• **Quoted passage**:
====

I started with the clutter surrounding my “nightstand.” I put that in quotes because my nightstand is six artfully arranged storage boxes with a blue towel on top. This actually works reasonably well as a nightstand, and it hides a lot of storage in plain sight. But surrounding this was a collection of old tech boxes (iPad Air, etc.) that I had no reason to keep. I gathered them up into a cloth grocery bag. I had some small piles of notebooks and photos I wanted to keep and stashed them in a temporary holding space in one corner of the room. I then moved to one of the “closets” in the bedroom. I put that in quotes because there is no door and without a door I’m not sure this counts as a closet, but it’s a nook with a bar for holding jackets on hangars, so I call it a closet. This one is filled with all kinds of junk, including many old books, a bunch of unsorted coins, a Boggle game from the 1970s (really) and more. I tidied up the coins and put them into a box (labeled “Heavy” as it is), then worked on the books, dividing them as follows:

  • books I would keep
  • books I wouldn’t keep

The latter was further divided into hardcover and paperback. Some of these books date back almost 40 years, having followed me from Duncan to the dozen or so homes I’ve had in the Lower Mainland, ending here in New Westminster. Most books I’ve read. Some are in near-mint condition, though the paperbacks tend to be yellowing due to the cheaper paper stock. The books I kept were a small handful, hardly enough to make a single volume of a Steve Erickson novel. I also found a giant stash of old game manuals and had no hesitation in turfing the lot, with a few sentimental exceptions, including:

  • Doom II. The manual is actually nothing special, but this evokes real nostalgia for me.

====

Document structure recognition data
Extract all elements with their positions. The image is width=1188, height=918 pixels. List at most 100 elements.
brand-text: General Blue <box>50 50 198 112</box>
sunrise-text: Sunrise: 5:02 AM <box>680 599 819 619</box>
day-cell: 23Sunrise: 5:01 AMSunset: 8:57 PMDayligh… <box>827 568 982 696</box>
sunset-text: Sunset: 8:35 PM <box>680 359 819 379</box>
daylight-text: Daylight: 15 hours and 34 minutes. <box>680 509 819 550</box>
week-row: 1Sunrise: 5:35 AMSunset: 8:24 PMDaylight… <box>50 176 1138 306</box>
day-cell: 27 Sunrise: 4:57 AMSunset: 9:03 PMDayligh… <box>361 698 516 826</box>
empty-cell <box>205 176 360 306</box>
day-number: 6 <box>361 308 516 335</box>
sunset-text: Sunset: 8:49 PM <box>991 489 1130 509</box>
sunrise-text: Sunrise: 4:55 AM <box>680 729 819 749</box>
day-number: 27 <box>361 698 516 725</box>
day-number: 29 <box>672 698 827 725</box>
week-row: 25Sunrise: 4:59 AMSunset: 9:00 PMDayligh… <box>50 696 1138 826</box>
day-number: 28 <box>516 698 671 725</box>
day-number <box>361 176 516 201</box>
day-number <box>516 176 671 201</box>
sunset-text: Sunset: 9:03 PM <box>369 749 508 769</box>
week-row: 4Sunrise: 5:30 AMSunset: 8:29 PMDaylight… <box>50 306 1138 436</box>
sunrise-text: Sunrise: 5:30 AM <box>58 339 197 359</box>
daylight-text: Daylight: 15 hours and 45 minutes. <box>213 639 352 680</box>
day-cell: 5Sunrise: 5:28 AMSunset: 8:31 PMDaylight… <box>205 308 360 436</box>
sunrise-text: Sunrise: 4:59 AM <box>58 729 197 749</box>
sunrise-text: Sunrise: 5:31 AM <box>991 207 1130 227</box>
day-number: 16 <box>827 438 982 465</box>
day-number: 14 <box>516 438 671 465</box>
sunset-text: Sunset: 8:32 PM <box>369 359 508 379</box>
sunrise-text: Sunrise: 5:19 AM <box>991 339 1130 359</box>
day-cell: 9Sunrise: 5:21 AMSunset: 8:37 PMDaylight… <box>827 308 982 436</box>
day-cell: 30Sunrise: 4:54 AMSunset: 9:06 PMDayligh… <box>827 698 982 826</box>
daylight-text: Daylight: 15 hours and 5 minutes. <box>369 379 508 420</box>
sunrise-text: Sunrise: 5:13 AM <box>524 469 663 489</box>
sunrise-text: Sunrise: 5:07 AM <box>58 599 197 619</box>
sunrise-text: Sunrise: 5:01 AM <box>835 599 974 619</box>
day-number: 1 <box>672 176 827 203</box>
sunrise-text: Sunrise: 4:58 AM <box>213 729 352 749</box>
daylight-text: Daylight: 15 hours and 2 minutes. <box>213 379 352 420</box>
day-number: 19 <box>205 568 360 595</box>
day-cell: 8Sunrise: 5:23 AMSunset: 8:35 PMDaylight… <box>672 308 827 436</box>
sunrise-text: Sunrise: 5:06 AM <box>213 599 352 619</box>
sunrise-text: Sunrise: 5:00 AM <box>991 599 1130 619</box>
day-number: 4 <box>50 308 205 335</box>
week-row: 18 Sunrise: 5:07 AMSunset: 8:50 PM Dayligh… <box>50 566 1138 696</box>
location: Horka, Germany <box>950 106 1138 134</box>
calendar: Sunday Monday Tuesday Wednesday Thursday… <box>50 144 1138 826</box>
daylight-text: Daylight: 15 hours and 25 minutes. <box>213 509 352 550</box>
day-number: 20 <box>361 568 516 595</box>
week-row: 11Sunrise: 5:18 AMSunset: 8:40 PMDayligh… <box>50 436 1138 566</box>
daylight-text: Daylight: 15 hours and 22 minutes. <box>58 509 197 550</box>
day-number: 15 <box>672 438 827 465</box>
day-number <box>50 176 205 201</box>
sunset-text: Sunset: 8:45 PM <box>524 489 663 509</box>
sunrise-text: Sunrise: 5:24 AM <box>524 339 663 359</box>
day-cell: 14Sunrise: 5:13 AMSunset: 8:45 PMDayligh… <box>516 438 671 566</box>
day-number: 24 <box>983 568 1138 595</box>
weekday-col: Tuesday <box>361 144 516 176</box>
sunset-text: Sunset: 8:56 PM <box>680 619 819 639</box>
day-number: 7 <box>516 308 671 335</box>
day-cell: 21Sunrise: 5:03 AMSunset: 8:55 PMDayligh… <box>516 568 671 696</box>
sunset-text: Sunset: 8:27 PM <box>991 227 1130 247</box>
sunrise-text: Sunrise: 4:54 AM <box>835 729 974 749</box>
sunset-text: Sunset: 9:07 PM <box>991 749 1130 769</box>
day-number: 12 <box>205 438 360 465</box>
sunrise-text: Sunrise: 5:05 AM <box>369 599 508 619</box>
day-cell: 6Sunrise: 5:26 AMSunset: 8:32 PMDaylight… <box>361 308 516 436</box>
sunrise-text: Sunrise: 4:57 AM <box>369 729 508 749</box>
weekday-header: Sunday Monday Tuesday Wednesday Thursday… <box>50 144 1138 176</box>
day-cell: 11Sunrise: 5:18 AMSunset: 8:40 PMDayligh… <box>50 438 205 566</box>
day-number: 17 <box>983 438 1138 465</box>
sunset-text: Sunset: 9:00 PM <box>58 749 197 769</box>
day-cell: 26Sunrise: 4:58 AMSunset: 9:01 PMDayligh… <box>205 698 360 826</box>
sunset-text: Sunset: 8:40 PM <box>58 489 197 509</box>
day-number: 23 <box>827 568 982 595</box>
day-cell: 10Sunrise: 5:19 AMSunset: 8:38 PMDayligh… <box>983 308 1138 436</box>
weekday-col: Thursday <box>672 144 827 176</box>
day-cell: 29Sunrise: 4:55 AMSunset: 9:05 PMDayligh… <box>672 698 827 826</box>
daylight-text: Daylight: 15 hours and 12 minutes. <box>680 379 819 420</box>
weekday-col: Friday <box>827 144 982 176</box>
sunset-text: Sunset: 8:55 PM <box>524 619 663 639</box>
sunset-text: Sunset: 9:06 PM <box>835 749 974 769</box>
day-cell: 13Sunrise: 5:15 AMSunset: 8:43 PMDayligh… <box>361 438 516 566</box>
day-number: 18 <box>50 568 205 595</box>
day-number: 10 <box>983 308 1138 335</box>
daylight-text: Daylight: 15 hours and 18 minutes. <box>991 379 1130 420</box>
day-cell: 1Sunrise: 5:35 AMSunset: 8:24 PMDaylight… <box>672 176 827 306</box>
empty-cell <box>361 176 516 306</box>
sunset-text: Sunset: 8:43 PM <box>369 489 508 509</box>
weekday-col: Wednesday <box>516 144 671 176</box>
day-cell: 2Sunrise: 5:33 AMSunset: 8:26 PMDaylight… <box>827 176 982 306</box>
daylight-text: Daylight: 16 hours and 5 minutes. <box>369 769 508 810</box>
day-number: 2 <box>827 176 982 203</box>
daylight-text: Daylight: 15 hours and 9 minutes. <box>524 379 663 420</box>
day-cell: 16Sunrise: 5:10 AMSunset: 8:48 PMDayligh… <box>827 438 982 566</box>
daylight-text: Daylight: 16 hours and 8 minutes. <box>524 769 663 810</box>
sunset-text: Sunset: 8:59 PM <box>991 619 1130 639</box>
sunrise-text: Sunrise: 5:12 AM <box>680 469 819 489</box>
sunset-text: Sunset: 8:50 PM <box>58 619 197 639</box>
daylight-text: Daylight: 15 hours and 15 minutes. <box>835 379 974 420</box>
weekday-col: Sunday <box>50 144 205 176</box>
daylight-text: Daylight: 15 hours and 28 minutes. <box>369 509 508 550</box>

====

• **Exercise details**:
In the decluttering account, into which two groups were the books not being kept further divided? This data is separate material and is unrelated to the decluttering account.

• **Response area**:
Hardcover and paperback.